▶

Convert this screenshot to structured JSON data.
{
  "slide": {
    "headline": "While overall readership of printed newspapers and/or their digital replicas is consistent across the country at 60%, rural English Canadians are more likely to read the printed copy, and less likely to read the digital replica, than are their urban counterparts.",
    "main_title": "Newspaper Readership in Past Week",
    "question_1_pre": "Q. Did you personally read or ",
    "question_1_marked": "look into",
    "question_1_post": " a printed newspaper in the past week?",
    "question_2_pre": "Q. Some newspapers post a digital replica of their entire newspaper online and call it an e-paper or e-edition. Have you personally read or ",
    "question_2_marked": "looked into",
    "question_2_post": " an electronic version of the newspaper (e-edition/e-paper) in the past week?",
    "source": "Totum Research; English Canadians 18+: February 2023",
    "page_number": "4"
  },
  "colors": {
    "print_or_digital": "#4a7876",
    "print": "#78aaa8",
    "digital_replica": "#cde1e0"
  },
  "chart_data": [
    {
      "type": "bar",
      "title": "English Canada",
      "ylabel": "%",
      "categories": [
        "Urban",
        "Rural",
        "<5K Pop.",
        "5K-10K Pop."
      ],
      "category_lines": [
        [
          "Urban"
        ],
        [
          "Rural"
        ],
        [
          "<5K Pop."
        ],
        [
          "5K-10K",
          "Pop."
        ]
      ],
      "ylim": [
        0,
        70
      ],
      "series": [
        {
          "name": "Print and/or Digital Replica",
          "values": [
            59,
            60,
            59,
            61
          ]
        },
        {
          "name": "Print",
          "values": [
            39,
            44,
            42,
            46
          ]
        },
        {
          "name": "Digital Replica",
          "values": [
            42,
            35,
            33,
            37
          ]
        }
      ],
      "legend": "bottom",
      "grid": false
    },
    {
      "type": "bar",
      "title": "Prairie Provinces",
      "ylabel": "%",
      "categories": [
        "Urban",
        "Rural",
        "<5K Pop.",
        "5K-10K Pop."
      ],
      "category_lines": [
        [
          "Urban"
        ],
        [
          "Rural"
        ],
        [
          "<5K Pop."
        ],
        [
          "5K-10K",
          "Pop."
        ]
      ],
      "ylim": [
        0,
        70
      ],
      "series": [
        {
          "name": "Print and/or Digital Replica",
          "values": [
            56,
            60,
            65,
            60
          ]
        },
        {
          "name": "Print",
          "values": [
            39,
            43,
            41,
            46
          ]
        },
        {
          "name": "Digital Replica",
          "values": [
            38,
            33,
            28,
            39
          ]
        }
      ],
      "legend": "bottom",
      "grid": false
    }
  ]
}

◀
▶

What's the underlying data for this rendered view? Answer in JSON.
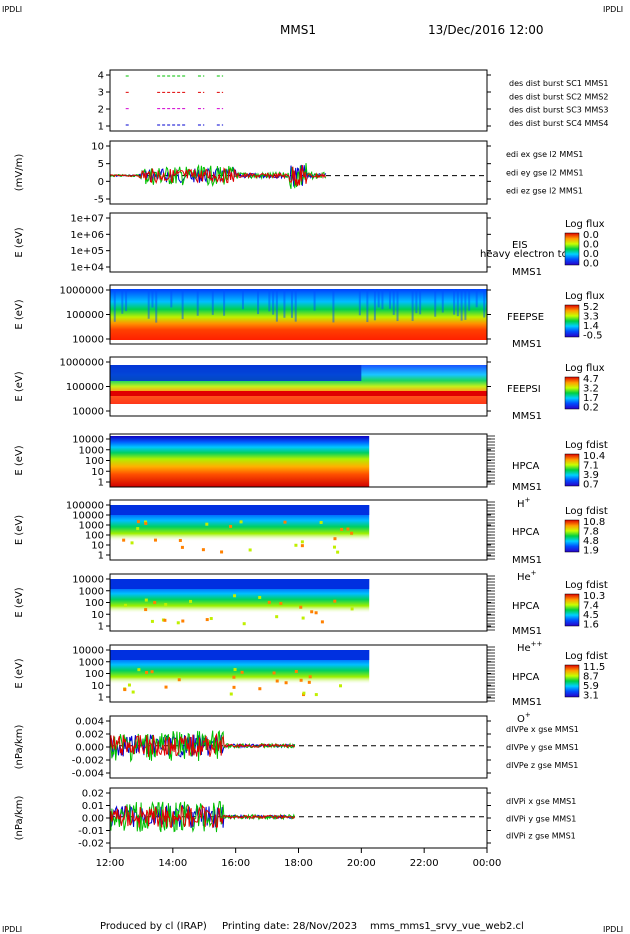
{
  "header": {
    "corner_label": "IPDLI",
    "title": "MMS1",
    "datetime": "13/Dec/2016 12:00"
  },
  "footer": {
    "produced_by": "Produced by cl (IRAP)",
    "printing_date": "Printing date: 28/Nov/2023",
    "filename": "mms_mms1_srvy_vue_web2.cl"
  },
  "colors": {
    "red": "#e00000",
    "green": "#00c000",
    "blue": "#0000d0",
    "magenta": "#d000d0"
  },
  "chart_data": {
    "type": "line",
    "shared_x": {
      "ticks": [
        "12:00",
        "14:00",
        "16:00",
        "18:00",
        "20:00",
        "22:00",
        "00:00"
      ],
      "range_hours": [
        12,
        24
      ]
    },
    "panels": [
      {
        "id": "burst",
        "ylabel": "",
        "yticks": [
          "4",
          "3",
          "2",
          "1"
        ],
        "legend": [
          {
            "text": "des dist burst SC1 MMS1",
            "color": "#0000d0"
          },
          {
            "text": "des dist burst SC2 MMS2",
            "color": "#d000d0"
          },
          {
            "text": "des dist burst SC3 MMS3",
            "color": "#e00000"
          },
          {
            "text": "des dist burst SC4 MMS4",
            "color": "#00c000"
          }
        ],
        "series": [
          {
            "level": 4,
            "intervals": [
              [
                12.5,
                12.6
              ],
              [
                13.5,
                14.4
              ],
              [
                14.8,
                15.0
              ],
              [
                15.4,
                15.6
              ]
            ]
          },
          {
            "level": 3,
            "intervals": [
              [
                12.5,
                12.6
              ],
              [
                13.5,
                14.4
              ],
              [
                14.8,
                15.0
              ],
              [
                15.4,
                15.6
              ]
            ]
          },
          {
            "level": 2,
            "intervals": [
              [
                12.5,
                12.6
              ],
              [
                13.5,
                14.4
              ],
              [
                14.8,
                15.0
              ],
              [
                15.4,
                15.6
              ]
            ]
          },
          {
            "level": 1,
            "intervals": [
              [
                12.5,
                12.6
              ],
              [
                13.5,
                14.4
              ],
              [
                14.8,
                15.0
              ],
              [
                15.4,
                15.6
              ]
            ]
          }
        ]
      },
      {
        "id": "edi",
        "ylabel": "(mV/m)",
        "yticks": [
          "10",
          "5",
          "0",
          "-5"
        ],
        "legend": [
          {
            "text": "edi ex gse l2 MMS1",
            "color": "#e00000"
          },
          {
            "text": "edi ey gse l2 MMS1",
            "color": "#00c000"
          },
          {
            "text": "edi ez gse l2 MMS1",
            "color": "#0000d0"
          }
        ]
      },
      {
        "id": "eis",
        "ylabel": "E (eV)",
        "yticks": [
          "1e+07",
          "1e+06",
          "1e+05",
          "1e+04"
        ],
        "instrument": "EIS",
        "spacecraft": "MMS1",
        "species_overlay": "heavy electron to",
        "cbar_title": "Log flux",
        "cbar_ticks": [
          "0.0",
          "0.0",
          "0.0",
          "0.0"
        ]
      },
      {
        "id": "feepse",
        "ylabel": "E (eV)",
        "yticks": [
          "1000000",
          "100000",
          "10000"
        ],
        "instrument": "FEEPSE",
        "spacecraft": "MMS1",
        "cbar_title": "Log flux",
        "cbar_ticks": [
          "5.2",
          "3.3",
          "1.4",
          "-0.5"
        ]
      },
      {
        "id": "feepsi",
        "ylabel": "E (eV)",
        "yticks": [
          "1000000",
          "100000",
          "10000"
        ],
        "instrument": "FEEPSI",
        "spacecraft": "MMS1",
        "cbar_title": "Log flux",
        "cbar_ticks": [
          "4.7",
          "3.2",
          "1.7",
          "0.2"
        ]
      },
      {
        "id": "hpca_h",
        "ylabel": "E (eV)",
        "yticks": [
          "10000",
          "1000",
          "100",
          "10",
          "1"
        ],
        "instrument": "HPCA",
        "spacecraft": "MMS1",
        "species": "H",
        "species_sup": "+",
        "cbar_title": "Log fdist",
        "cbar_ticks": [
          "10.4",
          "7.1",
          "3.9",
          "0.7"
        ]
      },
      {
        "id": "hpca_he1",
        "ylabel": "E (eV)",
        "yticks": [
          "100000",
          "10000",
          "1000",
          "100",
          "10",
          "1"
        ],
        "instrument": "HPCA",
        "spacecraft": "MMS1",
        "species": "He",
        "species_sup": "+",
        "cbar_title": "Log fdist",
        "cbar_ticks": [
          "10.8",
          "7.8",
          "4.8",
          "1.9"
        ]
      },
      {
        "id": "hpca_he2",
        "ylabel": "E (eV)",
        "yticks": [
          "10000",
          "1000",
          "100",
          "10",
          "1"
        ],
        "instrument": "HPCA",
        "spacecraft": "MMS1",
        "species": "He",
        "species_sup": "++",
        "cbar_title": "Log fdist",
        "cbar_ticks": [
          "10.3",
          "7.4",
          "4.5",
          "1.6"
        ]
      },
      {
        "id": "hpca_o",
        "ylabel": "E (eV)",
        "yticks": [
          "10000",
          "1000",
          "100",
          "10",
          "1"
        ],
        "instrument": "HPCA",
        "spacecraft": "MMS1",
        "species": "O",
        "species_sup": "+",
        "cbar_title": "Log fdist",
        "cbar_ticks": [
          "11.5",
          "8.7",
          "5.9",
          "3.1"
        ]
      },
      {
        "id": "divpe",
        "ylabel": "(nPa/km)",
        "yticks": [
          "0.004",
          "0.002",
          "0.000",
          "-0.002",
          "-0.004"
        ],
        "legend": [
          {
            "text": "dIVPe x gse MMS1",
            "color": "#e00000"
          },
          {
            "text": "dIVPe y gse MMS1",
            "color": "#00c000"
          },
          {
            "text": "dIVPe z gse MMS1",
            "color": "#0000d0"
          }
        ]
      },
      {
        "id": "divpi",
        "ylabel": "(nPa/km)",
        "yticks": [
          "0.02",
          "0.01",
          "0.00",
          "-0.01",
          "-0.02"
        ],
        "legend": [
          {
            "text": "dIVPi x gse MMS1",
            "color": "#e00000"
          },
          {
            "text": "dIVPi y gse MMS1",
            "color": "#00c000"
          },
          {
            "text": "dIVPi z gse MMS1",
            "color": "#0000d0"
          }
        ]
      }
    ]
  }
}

◀

Of the lines above, how many hold the string "English"? Answer with only the number.

3